**EXERCISE**. Write every entry out again exactly, please, and skip the pictures.

Records that describe figures:
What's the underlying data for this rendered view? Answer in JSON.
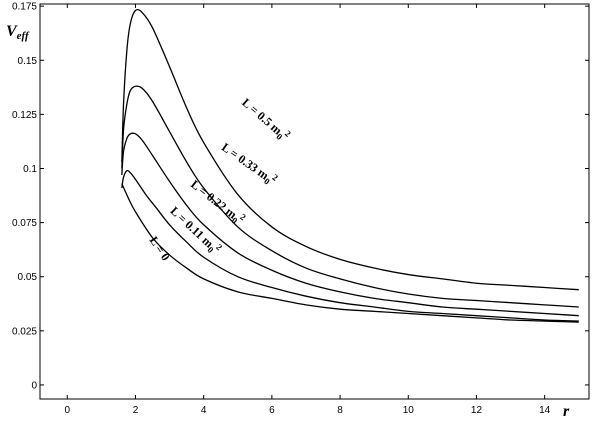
{
  "chart_data": {
    "type": "line",
    "title": "",
    "ylabel_main": "V",
    "ylabel_sub": "eff",
    "xlabel": "r",
    "xlim": [
      -0.8,
      15.3
    ],
    "ylim": [
      -0.0065,
      0.176
    ],
    "x_ticks": [
      0,
      2,
      4,
      6,
      8,
      10,
      12,
      14
    ],
    "y_ticks": [
      0,
      0.025,
      0.05,
      0.075,
      0.1,
      0.125,
      0.15,
      0.175
    ],
    "x_tick_labels": [
      "0",
      "2",
      "4",
      "6",
      "8",
      "10",
      "12",
      "14"
    ],
    "y_tick_labels": [
      "0",
      "0.025",
      "0.05",
      "0.075",
      "0.1",
      "0.125",
      "0.15",
      "0.175"
    ],
    "grid": false,
    "legend": "none (curves labelled inline)",
    "series": [
      {
        "name": "L = 0",
        "label_main": "L = 0",
        "label_sup": "",
        "color": "#000000",
        "x": [
          1.6,
          1.8,
          2.0,
          2.5,
          3.0,
          3.5,
          4.0,
          5.0,
          6.0,
          7.0,
          8.0,
          9.0,
          10.0,
          11.0,
          12.0,
          13.0,
          14.0,
          15.0
        ],
        "y": [
          0.093,
          0.086,
          0.08,
          0.068,
          0.06,
          0.054,
          0.049,
          0.043,
          0.04,
          0.037,
          0.035,
          0.034,
          0.033,
          0.032,
          0.031,
          0.03,
          0.0295,
          0.029
        ]
      },
      {
        "name": "L = 0.11 m0^2",
        "label_main": "L = 0.11 m",
        "label_sup": "2",
        "label_subscript": "0",
        "color": "#000000",
        "x": [
          1.6,
          1.65,
          1.75,
          1.85,
          2.0,
          2.3,
          2.6,
          3.0,
          3.5,
          4.0,
          5.0,
          6.0,
          7.0,
          8.0,
          9.0,
          10.0,
          11.0,
          12.0,
          13.0,
          14.0,
          15.0
        ],
        "y": [
          0.091,
          0.096,
          0.099,
          0.098,
          0.095,
          0.088,
          0.082,
          0.074,
          0.066,
          0.059,
          0.05,
          0.045,
          0.041,
          0.038,
          0.036,
          0.034,
          0.033,
          0.032,
          0.031,
          0.03,
          0.0295
        ]
      },
      {
        "name": "L = 0.22 m0^2",
        "label_main": "L = 0.22 m",
        "label_sup": "2",
        "label_subscript": "0",
        "color": "#000000",
        "x": [
          1.6,
          1.65,
          1.75,
          1.85,
          2.0,
          2.2,
          2.5,
          3.0,
          3.5,
          4.0,
          5.0,
          6.0,
          7.0,
          8.0,
          9.0,
          10.0,
          11.0,
          12.0,
          13.0,
          14.0,
          15.0
        ],
        "y": [
          0.097,
          0.108,
          0.114,
          0.116,
          0.116,
          0.113,
          0.106,
          0.094,
          0.083,
          0.074,
          0.061,
          0.053,
          0.047,
          0.043,
          0.04,
          0.038,
          0.036,
          0.035,
          0.034,
          0.033,
          0.032
        ]
      },
      {
        "name": "L = 0.33 m0^2",
        "label_main": "L = 0.33 m",
        "label_sup": "2",
        "label_subscript": "0",
        "color": "#000000",
        "x": [
          1.6,
          1.65,
          1.75,
          1.85,
          2.0,
          2.2,
          2.5,
          3.0,
          3.5,
          4.0,
          5.0,
          6.0,
          7.0,
          8.0,
          9.0,
          10.0,
          11.0,
          12.0,
          13.0,
          14.0,
          15.0
        ],
        "y": [
          0.1,
          0.118,
          0.13,
          0.136,
          0.138,
          0.137,
          0.131,
          0.117,
          0.103,
          0.091,
          0.073,
          0.062,
          0.054,
          0.049,
          0.045,
          0.042,
          0.04,
          0.039,
          0.038,
          0.037,
          0.036
        ]
      },
      {
        "name": "L = 0.5 m0^2",
        "label_main": "L = 0.5 m",
        "label_sup": "2",
        "label_subscript": "0",
        "color": "#000000",
        "x": [
          1.6,
          1.65,
          1.75,
          1.85,
          2.0,
          2.2,
          2.5,
          3.0,
          3.5,
          4.0,
          5.0,
          6.0,
          7.0,
          8.0,
          9.0,
          10.0,
          11.0,
          12.0,
          13.0,
          14.0,
          15.0
        ],
        "y": [
          0.103,
          0.13,
          0.155,
          0.167,
          0.173,
          0.172,
          0.165,
          0.147,
          0.128,
          0.112,
          0.088,
          0.073,
          0.064,
          0.058,
          0.054,
          0.051,
          0.049,
          0.047,
          0.046,
          0.045,
          0.044
        ]
      }
    ]
  }
}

**RESULT OF THIS TASK**.
What's the underlying data for this rendered view? Answer in JSON.
{
  "chart_data": {
    "type": "line",
    "title": "",
    "ylabel_main": "V",
    "ylabel_sub": "eff",
    "xlabel": "r",
    "xlim": [
      -0.8,
      15.3
    ],
    "ylim": [
      -0.0065,
      0.176
    ],
    "x_ticks": [
      0,
      2,
      4,
      6,
      8,
      10,
      12,
      14
    ],
    "y_ticks": [
      0,
      0.025,
      0.05,
      0.075,
      0.1,
      0.125,
      0.15,
      0.175
    ],
    "x_tick_labels": [
      "0",
      "2",
      "4",
      "6",
      "8",
      "10",
      "12",
      "14"
    ],
    "y_tick_labels": [
      "0",
      "0.025",
      "0.05",
      "0.075",
      "0.1",
      "0.125",
      "0.15",
      "0.175"
    ],
    "grid": false,
    "legend": "none (curves labelled inline)",
    "series": [
      {
        "name": "L = 0",
        "label_main": "L = 0",
        "label_sup": "",
        "color": "#000000",
        "x": [
          1.6,
          1.8,
          2.0,
          2.5,
          3.0,
          3.5,
          4.0,
          5.0,
          6.0,
          7.0,
          8.0,
          9.0,
          10.0,
          11.0,
          12.0,
          13.0,
          14.0,
          15.0
        ],
        "y": [
          0.093,
          0.086,
          0.08,
          0.068,
          0.06,
          0.054,
          0.049,
          0.043,
          0.04,
          0.037,
          0.035,
          0.034,
          0.033,
          0.032,
          0.031,
          0.03,
          0.0295,
          0.029
        ]
      },
      {
        "name": "L = 0.11 m0^2",
        "label_main": "L = 0.11 m",
        "label_sup": "2",
        "label_subscript": "0",
        "color": "#000000",
        "x": [
          1.6,
          1.65,
          1.75,
          1.85,
          2.0,
          2.3,
          2.6,
          3.0,
          3.5,
          4.0,
          5.0,
          6.0,
          7.0,
          8.0,
          9.0,
          10.0,
          11.0,
          12.0,
          13.0,
          14.0,
          15.0
        ],
        "y": [
          0.091,
          0.096,
          0.099,
          0.098,
          0.095,
          0.088,
          0.082,
          0.074,
          0.066,
          0.059,
          0.05,
          0.045,
          0.041,
          0.038,
          0.036,
          0.034,
          0.033,
          0.032,
          0.031,
          0.03,
          0.0295
        ]
      },
      {
        "name": "L = 0.22 m0^2",
        "label_main": "L = 0.22 m",
        "label_sup": "2",
        "label_subscript": "0",
        "color": "#000000",
        "x": [
          1.6,
          1.65,
          1.75,
          1.85,
          2.0,
          2.2,
          2.5,
          3.0,
          3.5,
          4.0,
          5.0,
          6.0,
          7.0,
          8.0,
          9.0,
          10.0,
          11.0,
          12.0,
          13.0,
          14.0,
          15.0
        ],
        "y": [
          0.097,
          0.108,
          0.114,
          0.116,
          0.116,
          0.113,
          0.106,
          0.094,
          0.083,
          0.074,
          0.061,
          0.053,
          0.047,
          0.043,
          0.04,
          0.038,
          0.036,
          0.035,
          0.034,
          0.033,
          0.032
        ]
      },
      {
        "name": "L = 0.33 m0^2",
        "label_main": "L = 0.33 m",
        "label_sup": "2",
        "label_subscript": "0",
        "color": "#000000",
        "x": [
          1.6,
          1.65,
          1.75,
          1.85,
          2.0,
          2.2,
          2.5,
          3.0,
          3.5,
          4.0,
          5.0,
          6.0,
          7.0,
          8.0,
          9.0,
          10.0,
          11.0,
          12.0,
          13.0,
          14.0,
          15.0
        ],
        "y": [
          0.1,
          0.118,
          0.13,
          0.136,
          0.138,
          0.137,
          0.131,
          0.117,
          0.103,
          0.091,
          0.073,
          0.062,
          0.054,
          0.049,
          0.045,
          0.042,
          0.04,
          0.039,
          0.038,
          0.037,
          0.036
        ]
      },
      {
        "name": "L = 0.5 m0^2",
        "label_main": "L = 0.5 m",
        "label_sup": "2",
        "label_subscript": "0",
        "color": "#000000",
        "x": [
          1.6,
          1.65,
          1.75,
          1.85,
          2.0,
          2.2,
          2.5,
          3.0,
          3.5,
          4.0,
          5.0,
          6.0,
          7.0,
          8.0,
          9.0,
          10.0,
          11.0,
          12.0,
          13.0,
          14.0,
          15.0
        ],
        "y": [
          0.103,
          0.13,
          0.155,
          0.167,
          0.173,
          0.172,
          0.165,
          0.147,
          0.128,
          0.112,
          0.088,
          0.073,
          0.064,
          0.058,
          0.054,
          0.051,
          0.049,
          0.047,
          0.046,
          0.045,
          0.044
        ]
      }
    ]
  }
}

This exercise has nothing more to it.